# Exercise aim
Check each line of the records below and collect those that include the word "requests".

Begin Data extract

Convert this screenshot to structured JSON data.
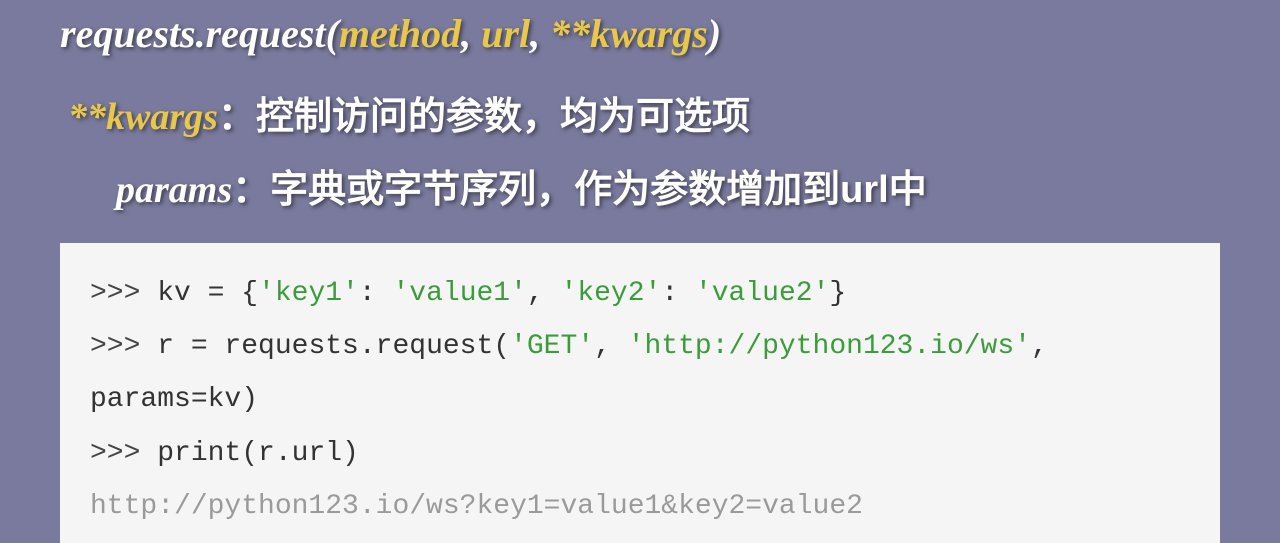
{
  "title": {
    "prefix": "requests.request(",
    "arg1": "method",
    "sep1": ", ",
    "arg2": "url",
    "sep2": ", ",
    "arg3": "**kwargs",
    "suffix": ")"
  },
  "desc1": {
    "label": "**kwargs",
    "colon": "：",
    "text": "控制访问的参数，均为可选项"
  },
  "desc2": {
    "label": "params",
    "colon": "：",
    "text": "字典或字节序列，作为参数增加到url中"
  },
  "code": {
    "l1_prompt": ">>> ",
    "l1_a": "kv = {",
    "l1_s1": "'key1'",
    "l1_b": ": ",
    "l1_s2": "'value1'",
    "l1_c": ", ",
    "l1_s3": "'key2'",
    "l1_d": ": ",
    "l1_s4": "'value2'",
    "l1_e": "}",
    "l2_prompt": ">>> ",
    "l2_a": "r = requests.request(",
    "l2_s1": "'GET'",
    "l2_b": ", ",
    "l2_s2": "'http://python123.io/ws'",
    "l2_c": ", params=kv)",
    "l3_prompt": ">>> ",
    "l3_a": "print(r.url)",
    "l4_out": "http://python123.io/ws?key1=value1&key2=value2"
  }
}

End Data extract

# Solution to this exercise
    "prefix": "requests.request(",
    "l2_a": "r = requests.request(",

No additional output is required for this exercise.